YOUR GOAL: Read through the data and report every line in which the word "经济指数指标" occurs.

INFORMATION SHOWN:
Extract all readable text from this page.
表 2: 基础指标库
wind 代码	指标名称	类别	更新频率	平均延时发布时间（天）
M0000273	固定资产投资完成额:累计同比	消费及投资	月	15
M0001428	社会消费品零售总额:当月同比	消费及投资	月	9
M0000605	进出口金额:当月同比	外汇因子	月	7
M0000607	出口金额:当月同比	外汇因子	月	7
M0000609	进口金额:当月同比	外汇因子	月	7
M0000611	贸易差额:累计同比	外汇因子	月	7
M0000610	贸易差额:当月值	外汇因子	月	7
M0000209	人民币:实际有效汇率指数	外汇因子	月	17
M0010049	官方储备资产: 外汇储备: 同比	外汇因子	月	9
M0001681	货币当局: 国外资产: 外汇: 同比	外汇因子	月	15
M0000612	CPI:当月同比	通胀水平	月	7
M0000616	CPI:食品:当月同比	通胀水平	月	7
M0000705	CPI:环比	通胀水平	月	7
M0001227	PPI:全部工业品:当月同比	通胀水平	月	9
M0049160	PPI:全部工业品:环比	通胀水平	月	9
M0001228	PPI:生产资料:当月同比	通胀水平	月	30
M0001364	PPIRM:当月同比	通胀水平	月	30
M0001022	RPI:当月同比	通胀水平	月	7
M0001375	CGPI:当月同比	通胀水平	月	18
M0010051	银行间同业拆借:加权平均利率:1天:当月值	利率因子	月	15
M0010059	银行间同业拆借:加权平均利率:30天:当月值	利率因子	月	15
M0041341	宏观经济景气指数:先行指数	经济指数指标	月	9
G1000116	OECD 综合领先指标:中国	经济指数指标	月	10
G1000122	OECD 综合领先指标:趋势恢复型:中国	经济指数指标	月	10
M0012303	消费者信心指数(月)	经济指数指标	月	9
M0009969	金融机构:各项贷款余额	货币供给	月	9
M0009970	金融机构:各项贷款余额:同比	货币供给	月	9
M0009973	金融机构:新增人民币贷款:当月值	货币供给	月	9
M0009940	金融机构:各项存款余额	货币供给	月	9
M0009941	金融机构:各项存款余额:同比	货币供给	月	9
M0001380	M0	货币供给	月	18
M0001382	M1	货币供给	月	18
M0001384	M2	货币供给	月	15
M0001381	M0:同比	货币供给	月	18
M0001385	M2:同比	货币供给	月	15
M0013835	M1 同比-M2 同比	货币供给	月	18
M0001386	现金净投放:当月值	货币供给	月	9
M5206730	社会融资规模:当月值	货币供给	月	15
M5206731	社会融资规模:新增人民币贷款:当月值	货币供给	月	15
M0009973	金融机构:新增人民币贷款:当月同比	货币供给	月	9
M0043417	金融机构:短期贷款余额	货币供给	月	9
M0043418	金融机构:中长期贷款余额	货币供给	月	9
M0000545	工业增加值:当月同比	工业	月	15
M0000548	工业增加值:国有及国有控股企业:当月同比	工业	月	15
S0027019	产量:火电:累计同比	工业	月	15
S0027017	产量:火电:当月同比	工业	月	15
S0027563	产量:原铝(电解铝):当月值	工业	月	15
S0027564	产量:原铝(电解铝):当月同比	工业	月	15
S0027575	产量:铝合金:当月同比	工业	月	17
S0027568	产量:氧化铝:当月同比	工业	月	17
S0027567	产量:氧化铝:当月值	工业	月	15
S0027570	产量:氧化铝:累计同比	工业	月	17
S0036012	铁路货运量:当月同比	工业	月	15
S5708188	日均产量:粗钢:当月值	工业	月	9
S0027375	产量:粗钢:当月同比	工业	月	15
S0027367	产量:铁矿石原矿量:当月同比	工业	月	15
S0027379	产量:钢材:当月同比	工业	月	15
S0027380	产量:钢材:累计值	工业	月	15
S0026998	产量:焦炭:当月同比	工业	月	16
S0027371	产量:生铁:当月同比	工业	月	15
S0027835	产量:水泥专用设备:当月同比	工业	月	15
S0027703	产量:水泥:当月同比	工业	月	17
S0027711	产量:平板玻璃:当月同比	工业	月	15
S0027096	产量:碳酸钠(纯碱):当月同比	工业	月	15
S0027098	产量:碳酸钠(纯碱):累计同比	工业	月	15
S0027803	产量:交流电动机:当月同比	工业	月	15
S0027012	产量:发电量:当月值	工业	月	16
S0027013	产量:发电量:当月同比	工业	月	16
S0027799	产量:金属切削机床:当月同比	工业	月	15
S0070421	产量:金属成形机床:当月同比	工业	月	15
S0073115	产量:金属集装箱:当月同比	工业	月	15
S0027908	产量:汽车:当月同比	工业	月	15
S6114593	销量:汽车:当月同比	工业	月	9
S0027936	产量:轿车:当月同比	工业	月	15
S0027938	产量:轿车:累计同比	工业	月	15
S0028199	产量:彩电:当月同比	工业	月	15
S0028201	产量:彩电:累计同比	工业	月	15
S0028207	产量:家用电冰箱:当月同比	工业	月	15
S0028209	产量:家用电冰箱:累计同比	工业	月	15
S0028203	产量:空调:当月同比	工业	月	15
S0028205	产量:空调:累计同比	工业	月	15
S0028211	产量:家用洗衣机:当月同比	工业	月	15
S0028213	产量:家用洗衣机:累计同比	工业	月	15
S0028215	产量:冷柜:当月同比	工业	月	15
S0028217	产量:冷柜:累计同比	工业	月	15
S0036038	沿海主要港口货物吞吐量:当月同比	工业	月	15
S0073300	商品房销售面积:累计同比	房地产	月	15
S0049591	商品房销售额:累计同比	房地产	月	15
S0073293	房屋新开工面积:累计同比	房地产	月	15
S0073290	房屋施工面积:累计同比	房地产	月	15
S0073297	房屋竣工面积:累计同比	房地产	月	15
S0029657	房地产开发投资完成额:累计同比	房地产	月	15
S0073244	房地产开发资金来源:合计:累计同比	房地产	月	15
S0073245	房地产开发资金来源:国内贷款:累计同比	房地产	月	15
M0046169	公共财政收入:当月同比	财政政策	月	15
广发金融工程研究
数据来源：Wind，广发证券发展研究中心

==

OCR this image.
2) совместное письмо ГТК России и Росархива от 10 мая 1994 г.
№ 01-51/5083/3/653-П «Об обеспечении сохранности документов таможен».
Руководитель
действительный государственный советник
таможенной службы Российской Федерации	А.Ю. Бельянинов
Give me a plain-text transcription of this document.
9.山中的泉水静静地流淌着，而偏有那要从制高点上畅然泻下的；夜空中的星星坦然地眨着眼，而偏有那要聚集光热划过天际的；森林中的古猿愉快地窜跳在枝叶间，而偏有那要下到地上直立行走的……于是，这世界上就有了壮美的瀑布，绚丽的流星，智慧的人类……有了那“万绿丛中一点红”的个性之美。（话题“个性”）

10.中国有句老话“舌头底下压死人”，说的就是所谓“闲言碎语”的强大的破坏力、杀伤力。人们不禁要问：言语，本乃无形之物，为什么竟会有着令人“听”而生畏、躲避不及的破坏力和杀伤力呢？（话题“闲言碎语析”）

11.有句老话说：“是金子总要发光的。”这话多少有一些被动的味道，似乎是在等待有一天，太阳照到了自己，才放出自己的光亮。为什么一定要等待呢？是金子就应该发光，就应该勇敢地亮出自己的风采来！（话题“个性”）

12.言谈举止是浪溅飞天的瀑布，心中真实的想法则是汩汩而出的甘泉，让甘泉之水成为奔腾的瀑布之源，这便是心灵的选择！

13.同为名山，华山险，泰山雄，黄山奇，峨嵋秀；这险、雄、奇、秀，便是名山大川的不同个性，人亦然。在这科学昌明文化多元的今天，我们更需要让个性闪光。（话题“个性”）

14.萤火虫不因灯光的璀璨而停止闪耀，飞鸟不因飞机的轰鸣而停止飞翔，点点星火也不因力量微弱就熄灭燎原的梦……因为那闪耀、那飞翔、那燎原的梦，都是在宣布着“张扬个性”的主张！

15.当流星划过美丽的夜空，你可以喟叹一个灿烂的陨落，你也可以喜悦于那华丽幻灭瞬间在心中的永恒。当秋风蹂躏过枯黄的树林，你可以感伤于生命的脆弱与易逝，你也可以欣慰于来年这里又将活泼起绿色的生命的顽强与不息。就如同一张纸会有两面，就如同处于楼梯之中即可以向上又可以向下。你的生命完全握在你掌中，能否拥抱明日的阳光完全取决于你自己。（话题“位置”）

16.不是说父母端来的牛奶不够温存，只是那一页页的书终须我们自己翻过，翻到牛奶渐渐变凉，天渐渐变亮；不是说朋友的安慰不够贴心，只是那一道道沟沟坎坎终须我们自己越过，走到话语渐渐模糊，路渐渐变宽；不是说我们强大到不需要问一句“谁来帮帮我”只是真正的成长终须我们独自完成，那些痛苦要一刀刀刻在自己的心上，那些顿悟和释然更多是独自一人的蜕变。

RIGHT ANSWER:
M0041341	宏观经济景气指数:先行指数	经济指数指标	月	9
G1000116	OECD 综合领先指标:中国	经济指数指标	月	10
G1000122	OECD 综合领先指标:趋势恢复型:中国	经济指数指标	月	10
M0012303	消费者信心指数(月)	经济指数指标	月	9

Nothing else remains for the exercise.